» Exercise requirements:
Write out the listing below again, precisely as it is given.

» Record set:
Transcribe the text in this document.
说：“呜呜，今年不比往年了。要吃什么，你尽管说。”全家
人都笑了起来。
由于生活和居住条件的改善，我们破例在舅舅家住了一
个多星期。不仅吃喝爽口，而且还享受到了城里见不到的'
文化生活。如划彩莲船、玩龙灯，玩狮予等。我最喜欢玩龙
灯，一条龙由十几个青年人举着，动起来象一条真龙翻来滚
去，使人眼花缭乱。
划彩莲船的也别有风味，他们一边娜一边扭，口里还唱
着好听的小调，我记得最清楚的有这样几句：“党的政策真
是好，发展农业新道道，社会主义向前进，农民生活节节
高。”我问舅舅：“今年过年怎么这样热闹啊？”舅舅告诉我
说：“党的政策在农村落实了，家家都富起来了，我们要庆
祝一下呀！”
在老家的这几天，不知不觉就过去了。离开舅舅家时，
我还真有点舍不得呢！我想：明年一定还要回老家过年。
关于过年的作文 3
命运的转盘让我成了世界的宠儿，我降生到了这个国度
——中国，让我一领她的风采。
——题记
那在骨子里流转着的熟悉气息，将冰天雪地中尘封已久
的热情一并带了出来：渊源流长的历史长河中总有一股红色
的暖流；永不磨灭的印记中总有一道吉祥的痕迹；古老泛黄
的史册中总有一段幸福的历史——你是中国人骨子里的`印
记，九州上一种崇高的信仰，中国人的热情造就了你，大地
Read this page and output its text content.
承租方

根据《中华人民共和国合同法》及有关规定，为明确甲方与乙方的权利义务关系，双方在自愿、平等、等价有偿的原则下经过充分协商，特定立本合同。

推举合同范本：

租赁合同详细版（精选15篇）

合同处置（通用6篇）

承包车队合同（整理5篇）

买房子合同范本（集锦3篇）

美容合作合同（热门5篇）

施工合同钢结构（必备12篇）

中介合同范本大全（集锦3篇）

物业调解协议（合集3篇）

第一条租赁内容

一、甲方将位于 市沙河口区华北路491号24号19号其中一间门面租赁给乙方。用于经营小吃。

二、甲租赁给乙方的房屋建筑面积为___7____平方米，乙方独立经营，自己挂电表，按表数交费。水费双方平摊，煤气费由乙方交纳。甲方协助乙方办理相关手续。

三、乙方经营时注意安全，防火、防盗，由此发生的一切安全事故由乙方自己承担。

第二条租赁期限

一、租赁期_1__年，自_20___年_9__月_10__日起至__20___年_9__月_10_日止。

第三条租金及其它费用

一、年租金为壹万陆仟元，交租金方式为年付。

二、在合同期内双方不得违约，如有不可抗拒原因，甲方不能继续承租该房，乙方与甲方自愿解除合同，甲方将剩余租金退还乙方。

» Response to the task:
Transcribe the text in this document.
说：“呜呜，今年不比往年了。要吃什么，你尽管说。”全家
人都笑了起来。
由于生活和居住条件的改善，我们破例在舅舅家住了一
个多星期。不仅吃喝爽口，而且还享受到了城里见不到的'
文化生活。如划彩莲船、玩龙灯，玩狮予等。我最喜欢玩龙
灯，一条龙由十几个青年人举着，动起来象一条真龙翻来滚
去，使人眼花缭乱。
划彩莲船的也别有风味，他们一边娜一边扭，口里还唱
着好听的小调，我记得最清楚的有这样几句：“党的政策真
是好，发展农业新道道，社会主义向前进，农民生活节节
高。”我问舅舅：“今年过年怎么这样热闹啊？”舅舅告诉我
说：“党的政策在农村落实了，家家都富起来了，我们要庆
祝一下呀！”
在老家的这几天，不知不觉就过去了。离开舅舅家时，
我还真有点舍不得呢！我想：明年一定还要回老家过年。
关于过年的作文 3
命运的转盘让我成了世界的宠儿，我降生到了这个国度
——中国，让我一领她的风采。
——题记
那在骨子里流转着的熟悉气息，将冰天雪地中尘封已久
的热情一并带了出来：渊源流长的历史长河中总有一股红色
的暖流；永不磨灭的印记中总有一道吉祥的痕迹；古老泛黄
的史册中总有一段幸福的历史——你是中国人骨子里的`印
记，九州上一种崇高的信仰，中国人的热情造就了你，大地
Read this page and output its text content.
承租方

根据《中华人民共和国合同法》及有关规定，为明确甲方与乙方的权利义务关系，双方在自愿、平等、等价有偿的原则下经过充分协商，特定立本合同。

推举合同范本：

租赁合同详细版（精选15篇）

合同处置（通用6篇）

承包车队合同（整理5篇）

买房子合同范本（集锦3篇）

美容合作合同（热门5篇）

施工合同钢结构（必备12篇）

中介合同范本大全（集锦3篇）

物业调解协议（合集3篇）

第一条租赁内容

一、甲方将位于 市沙河口区华北路491号24号19号其中一间门面租赁给乙方。用于经营小吃。

二、甲租赁给乙方的房屋建筑面积为___7____平方米，乙方独立经营，自己挂电表，按表数交费。水费双方平摊，煤气费由乙方交纳。甲方协助乙方办理相关手续。

三、乙方经营时注意安全，防火、防盗，由此发生的一切安全事故由乙方自己承担。

第二条租赁期限

一、租赁期_1__年，自_20___年_9__月_10__日起至__20___年_9__月_10_日止。

第三条租金及其它费用

一、年租金为壹万陆仟元，交租金方式为年付。

二、在合同期内双方不得违约，如有不可抗拒原因，甲方不能继续承租该房，乙方与甲方自愿解除合同，甲方将剩余租金退还乙方。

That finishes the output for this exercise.